▽
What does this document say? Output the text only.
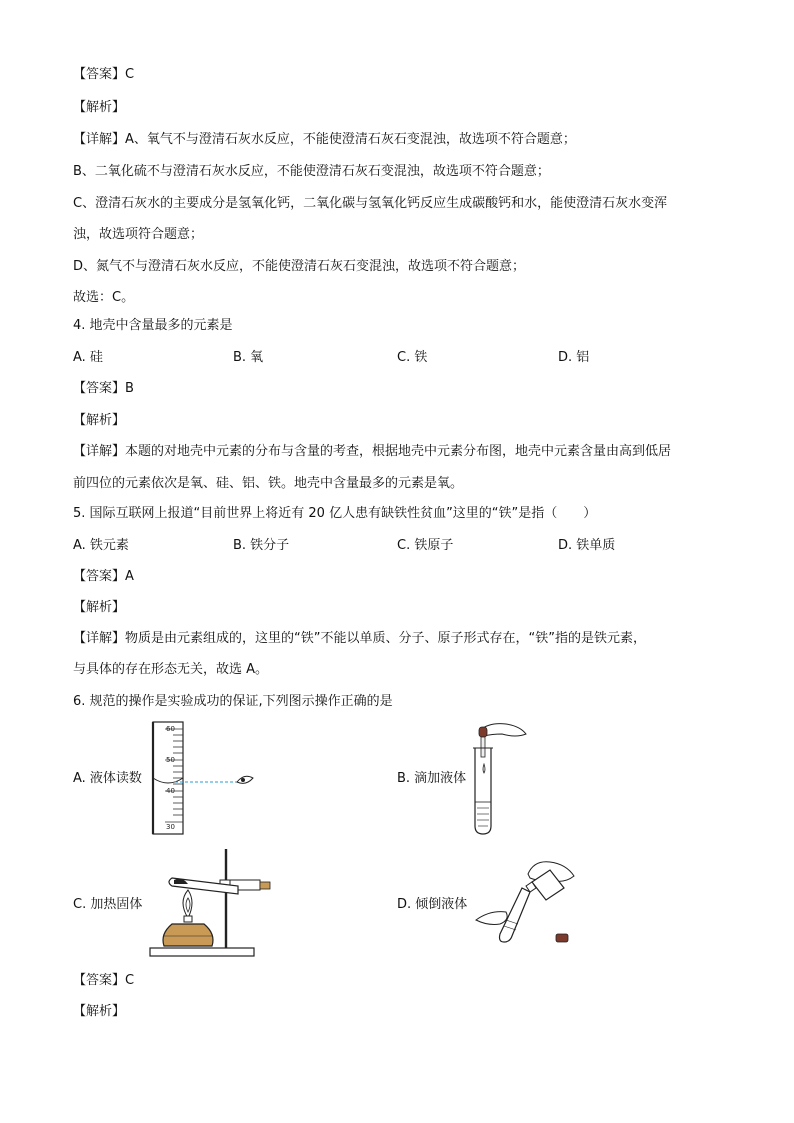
【答案】C
【解析】
【详解】A、氧气不与澄清石灰水反应，不能使澄清石灰石变混浊，故选项不符合题意；
B、二氧化硫不与澄清石灰水反应，不能使澄清石灰石变混浊，故选项不符合题意；
C、澄清石灰水的主要成分是氢氧化钙，二氧化碳与氢氧化钙反应生成碳酸钙和水，能使澄清石灰水变浑
浊，故选项符合题意；
D、氮气不与澄清石灰水反应，不能使澄清石灰石变混浊，故选项不符合题意；
故选：C。
4. 地壳中含量最多的元素是
A. 硅	B. 氧	C. 铁	D. 铝
【答案】B
【解析】
【详解】本题的对地壳中元素的分布与含量的考查，根据地壳中元素分布图，地壳中元素含量由高到低居
前四位的元素依次是氧、硅、铝、铁。地壳中含量最多的元素是氧。
5. 国际互联网上报道“目前世界上将近有 20 亿人患有缺铁性贫血”这里的“铁”是指（　　）
A. 铁元素	B. 铁分子	C. 铁原子	D. 铁单质
【答案】A
【解析】
【详解】物质是由元素组成的，这里的“铁”不能以单质、分子、原子形式存在，“铁”指的是铁元素，
与具体的存在形态无关，故选 A。
6. 规范的操作是实验成功的保证,下列图示操作正确的是
A. 液体读数	B. 滴加液体
C. 加热固体	D. 倾倒液体
60
50
40
30
【答案】C
【解析】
△
### [TASK TO COMPLETE]
Report each line in the data that holds the word "不能使澄清石灰石变混浊".

### [REPLY]
【详解】A、氧气不与澄清石灰水反应，不能使澄清石灰石变混浊，故选项不符合题意；
B、二氧化硫不与澄清石灰水反应，不能使澄清石灰石变混浊，故选项不符合题意；
D、氮气不与澄清石灰水反应，不能使澄清石灰石变混浊，故选项不符合题意；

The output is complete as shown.